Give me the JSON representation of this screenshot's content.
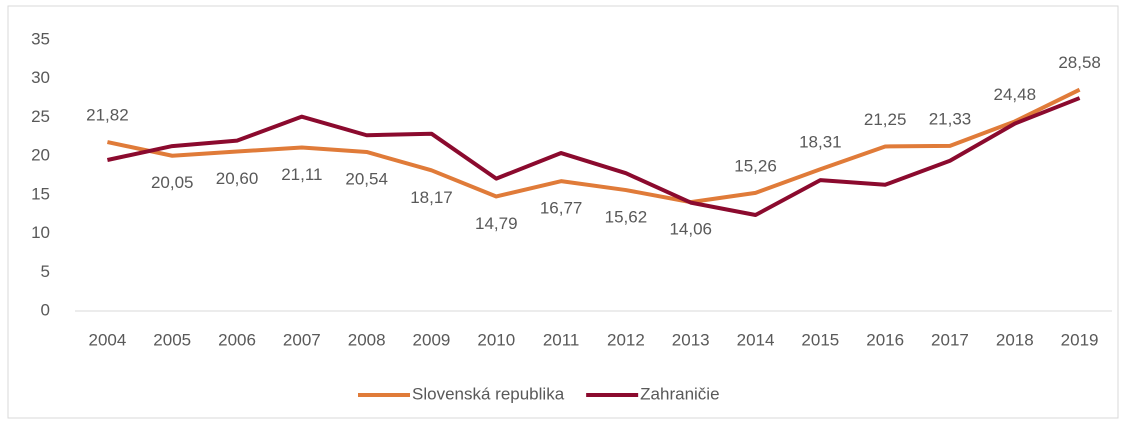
{
  "chart_data": {
    "type": "line",
    "x": [
      "2004",
      "2005",
      "2006",
      "2007",
      "2008",
      "2009",
      "2010",
      "2011",
      "2012",
      "2013",
      "2014",
      "2015",
      "2016",
      "2017",
      "2018",
      "2019"
    ],
    "series": [
      {
        "name": "Slovenská republika",
        "color": "#e07b39",
        "values": [
          21.82,
          20.05,
          20.6,
          21.11,
          20.54,
          18.17,
          14.79,
          16.77,
          15.62,
          14.06,
          15.26,
          18.31,
          21.25,
          21.33,
          24.48,
          28.58
        ],
        "value_labels": [
          "21,82",
          "20,05",
          "20,60",
          "21,11",
          "20,54",
          "18,17",
          "14,79",
          "16,77",
          "15,62",
          "14,06",
          "15,26",
          "18,31",
          "21,25",
          "21,33",
          "24,48",
          "28,58"
        ]
      },
      {
        "name": "Zahraničie",
        "color": "#8b0a2e",
        "values": [
          19.5,
          21.3,
          22.0,
          25.1,
          22.7,
          22.9,
          17.1,
          20.4,
          17.8,
          14.0,
          12.4,
          16.9,
          16.3,
          19.4,
          24.2,
          27.5
        ]
      }
    ],
    "ylim": [
      0,
      35
    ],
    "yticks": [
      0,
      5,
      10,
      15,
      20,
      25,
      30,
      35
    ],
    "grid": false,
    "legend": "bottom"
  }
}
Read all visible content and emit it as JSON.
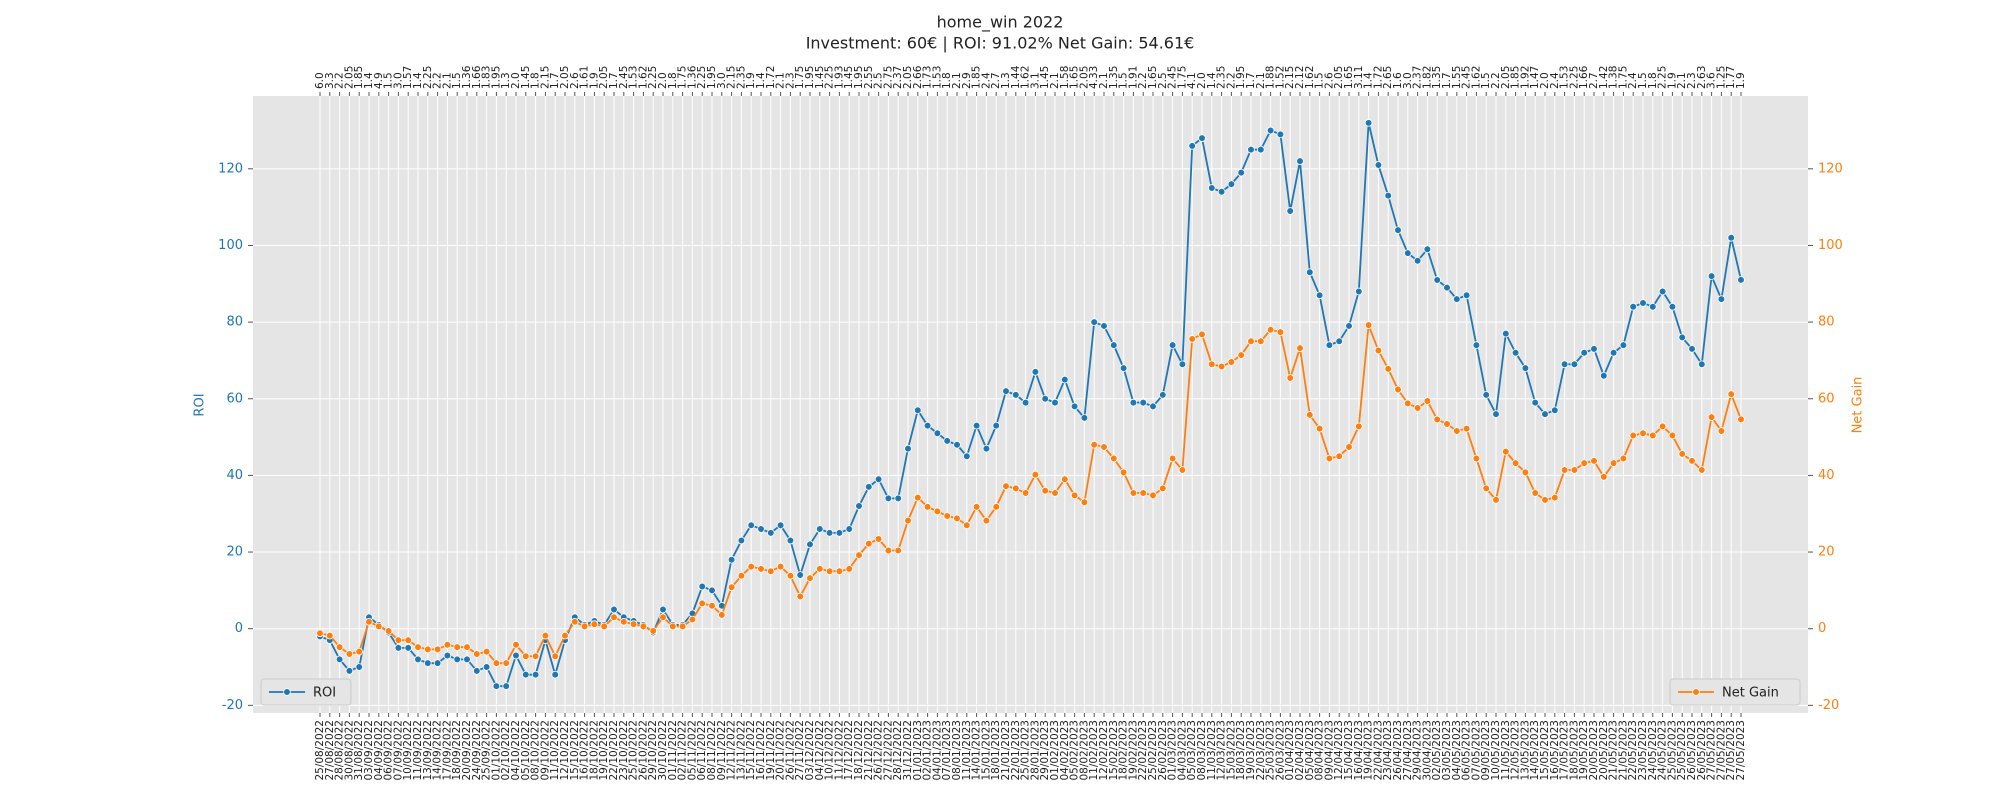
{
  "chart_data": {
    "type": "line",
    "title": "home_win 2022",
    "subtitle": "Investment: 60€ | ROI: 91.02% Net Gain: 54.61€",
    "ylabel": "ROI",
    "y2label": "Net Gain",
    "grid": true,
    "ylim": [
      -22,
      139
    ],
    "yticks": [
      -20,
      0,
      20,
      40,
      60,
      80,
      100,
      120
    ],
    "y2lim": [
      -22,
      139
    ],
    "y2ticks": [
      -20,
      0,
      20,
      40,
      60,
      80,
      100,
      120
    ],
    "categories": [
      "25/08/2022",
      "27/08/2022",
      "28/08/2022",
      "30/08/2022",
      "31/08/2022",
      "03/09/2022",
      "04/09/2022",
      "06/09/2022",
      "07/09/2022",
      "10/09/2022",
      "11/09/2022",
      "13/09/2022",
      "14/09/2022",
      "17/09/2022",
      "18/09/2022",
      "20/09/2022",
      "24/09/2022",
      "25/09/2022",
      "01/10/2022",
      "02/10/2022",
      "04/10/2022",
      "05/10/2022",
      "08/10/2022",
      "09/10/2022",
      "11/10/2022",
      "12/10/2022",
      "15/10/2022",
      "16/10/2022",
      "18/10/2022",
      "19/10/2022",
      "22/10/2022",
      "23/10/2022",
      "25/10/2022",
      "26/10/2022",
      "29/10/2022",
      "30/10/2022",
      "01/11/2022",
      "02/11/2022",
      "05/11/2022",
      "06/11/2022",
      "08/11/2022",
      "09/11/2022",
      "12/11/2022",
      "13/11/2022",
      "15/11/2022",
      "16/11/2022",
      "19/11/2022",
      "20/11/2022",
      "26/11/2022",
      "27/11/2022",
      "03/12/2022",
      "04/12/2022",
      "10/12/2022",
      "11/12/2022",
      "17/12/2022",
      "18/12/2022",
      "21/12/2022",
      "26/12/2022",
      "27/12/2022",
      "28/12/2022",
      "31/12/2022",
      "01/01/2023",
      "02/01/2023",
      "04/01/2023",
      "07/01/2023",
      "08/01/2023",
      "11/01/2023",
      "14/01/2023",
      "15/01/2023",
      "18/01/2023",
      "21/01/2023",
      "22/01/2023",
      "25/01/2023",
      "28/01/2023",
      "29/01/2023",
      "01/02/2023",
      "04/02/2023",
      "05/02/2023",
      "08/02/2023",
      "11/02/2023",
      "12/02/2023",
      "15/02/2023",
      "18/02/2023",
      "19/02/2023",
      "22/02/2023",
      "25/02/2023",
      "26/02/2023",
      "01/03/2023",
      "04/03/2023",
      "05/03/2023",
      "08/03/2023",
      "11/03/2023",
      "12/03/2023",
      "15/03/2023",
      "18/03/2023",
      "19/03/2023",
      "22/03/2023",
      "25/03/2023",
      "26/03/2023",
      "01/04/2023",
      "02/04/2023",
      "05/04/2023",
      "08/04/2023",
      "09/04/2023",
      "12/04/2023",
      "15/04/2023",
      "16/04/2023",
      "19/04/2023",
      "22/04/2023",
      "23/04/2023",
      "26/04/2023",
      "27/04/2023",
      "29/04/2023",
      "30/04/2023",
      "02/05/2023",
      "03/05/2023",
      "04/05/2023",
      "06/05/2023",
      "07/05/2023",
      "09/05/2023",
      "10/05/2023",
      "11/05/2023",
      "12/05/2023",
      "13/05/2023",
      "14/05/2023",
      "15/05/2023",
      "16/05/2023",
      "17/05/2023",
      "18/05/2023",
      "19/05/2023",
      "20/05/2023",
      "20/05/2023",
      "21/05/2023",
      "21/05/2023",
      "22/05/2023",
      "23/05/2023",
      "24/05/2023",
      "24/05/2023",
      "25/05/2023",
      "25/05/2023",
      "26/05/2023",
      "26/05/2023",
      "27/05/2023",
      "27/05/2023",
      "27/05/2023",
      "27/05/2023"
    ],
    "top_categories": [
      "6.0",
      "3.3",
      "2.2",
      "2.05",
      "1.85",
      "1.4",
      "4.9",
      "1.5",
      "3.0",
      "1.57",
      "1.4",
      "2.25",
      "2.2",
      "2.1",
      "1.5",
      "1.36",
      "1.66",
      "1.83",
      "1.95",
      "1.3",
      "2.0",
      "1.45",
      "1.8",
      "2.15",
      "1.7",
      "2.05",
      "2.6",
      "1.61",
      "1.9",
      "2.05",
      "1.7",
      "2.45",
      "1.53",
      "1.62",
      "2.25",
      "2.0",
      "1.8",
      "1.75",
      "1.36",
      "2.25",
      "1.95",
      "3.0",
      "2.15",
      "2.35",
      "1.9",
      "1.4",
      "1.72",
      "2.1",
      "2.3",
      "1.75",
      "1.95",
      "1.45",
      "2.25",
      "1.93",
      "1.45",
      "1.95",
      "2.55",
      "2.5",
      "2.75",
      "2.37",
      "2.05",
      "2.66",
      "1.73",
      "1.53",
      "1.8",
      "2.1",
      "2.9",
      "1.85",
      "2.4",
      "2.7",
      "1.3",
      "1.44",
      "1.62",
      "3.1",
      "1.45",
      "2.1",
      "1.58",
      "1.65",
      "2.05",
      "4.33",
      "2.1",
      "1.35",
      "1.5",
      "1.91",
      "2.2",
      "1.65",
      "2.5",
      "2.45",
      "1.75",
      "4.1",
      "2.0",
      "1.4",
      "2.35",
      "2.2",
      "1.95",
      "1.7",
      "2.1",
      "1.88",
      "1.52",
      "2.15",
      "2.12",
      "1.62",
      "1.5",
      "2.6",
      "2.05",
      "1.65",
      "3.11",
      "1.4",
      "1.72",
      "2.65",
      "1.6",
      "3.0",
      "2.37",
      "1.82",
      "1.35",
      "1.7",
      "1.55",
      "2.45",
      "1.62",
      "1.5",
      "2.2",
      "2.05",
      "1.85",
      "1.92",
      "1.47",
      "2.0",
      "2.4",
      "1.53",
      "2.25",
      "1.66",
      "2.7",
      "1.42",
      "1.38",
      "1.75",
      "2.4",
      "1.5",
      "1.8",
      "2.25",
      "1.9",
      "2.1",
      "2.3",
      "2.63",
      "3.6",
      "1.25",
      "1.77",
      "1.9"
    ],
    "series": [
      {
        "name": "ROI",
        "color": "#1f77b4",
        "axis": "y",
        "legend": "lower left",
        "values": [
          -2,
          -3,
          -8,
          -11,
          -10,
          3,
          1,
          -1,
          -5,
          -5,
          -8,
          -9,
          -9,
          -7,
          -8,
          -8,
          -11,
          -10,
          -15,
          -15,
          -7,
          -12,
          -12,
          -3,
          -12,
          -3,
          3,
          1,
          2,
          1,
          5,
          3,
          2,
          1,
          -1,
          5,
          1,
          1,
          4,
          11,
          10,
          6,
          18,
          23,
          27,
          26,
          25,
          27,
          23,
          14,
          22,
          26,
          25,
          25,
          26,
          32,
          37,
          39,
          34,
          34,
          47,
          57,
          53,
          51,
          49,
          48,
          45,
          53,
          47,
          53,
          62,
          61,
          59,
          67,
          60,
          59,
          65,
          58,
          55,
          80,
          79,
          74,
          68,
          59,
          59,
          58,
          61,
          74,
          69,
          126,
          128,
          115,
          114,
          116,
          119,
          125,
          125,
          130,
          129,
          109,
          122,
          93,
          87,
          74,
          75,
          79,
          88,
          132,
          121,
          113,
          104,
          98,
          96,
          99,
          91,
          89,
          86,
          87,
          74,
          61,
          56,
          77,
          72,
          68,
          59,
          56,
          57,
          69,
          69,
          72,
          73,
          66,
          72,
          74,
          84,
          85,
          84,
          88,
          84,
          76,
          73,
          69,
          92,
          86,
          102,
          91.02
        ]
      },
      {
        "name": "Net Gain",
        "color": "#ff7f0e",
        "axis": "y2",
        "legend": "lower right",
        "values": [
          -1.2,
          -1.8,
          -4.8,
          -6.6,
          -6,
          1.8,
          0.6,
          -0.6,
          -3,
          -3,
          -4.8,
          -5.4,
          -5.4,
          -4.2,
          -4.8,
          -4.8,
          -6.6,
          -6,
          -9,
          -9,
          -4.2,
          -7.2,
          -7.2,
          -1.8,
          -7.2,
          -1.8,
          1.8,
          0.6,
          1.2,
          0.6,
          3,
          1.8,
          1.2,
          0.6,
          -0.6,
          3,
          0.6,
          0.6,
          2.4,
          6.6,
          6,
          3.6,
          10.8,
          13.8,
          16.2,
          15.6,
          15,
          16.2,
          13.8,
          8.4,
          13.2,
          15.6,
          15,
          15,
          15.6,
          19.2,
          22.2,
          23.4,
          20.4,
          20.4,
          28.2,
          34.2,
          31.8,
          30.6,
          29.4,
          28.8,
          27,
          31.8,
          28.2,
          31.8,
          37.2,
          36.6,
          35.4,
          40.2,
          36,
          35.4,
          39,
          34.8,
          33,
          48,
          47.4,
          44.4,
          40.8,
          35.4,
          35.4,
          34.8,
          36.6,
          44.4,
          41.4,
          75.6,
          76.8,
          69,
          68.4,
          69.6,
          71.4,
          75,
          75,
          78,
          77.4,
          65.4,
          73.2,
          55.8,
          52.2,
          44.4,
          45,
          47.4,
          52.8,
          79.2,
          72.6,
          67.8,
          62.4,
          58.8,
          57.6,
          59.4,
          54.6,
          53.4,
          51.6,
          52.2,
          44.4,
          36.6,
          33.6,
          46.2,
          43.2,
          40.8,
          35.4,
          33.6,
          34.2,
          41.4,
          41.4,
          43.2,
          43.8,
          39.6,
          43.2,
          44.4,
          50.4,
          51,
          50.4,
          52.8,
          50.4,
          45.6,
          43.8,
          41.4,
          55.2,
          51.6,
          61.2,
          54.61
        ]
      }
    ]
  }
}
•••••
What is being asked:
Pull out and copy each line containing the string "Gain".

Result:
    "subtitle": "Investment: 60€ | ROI: 91.02% Net Gain: 54.61€",
    "y2label": "Net Gain",
        "name": "Net Gain",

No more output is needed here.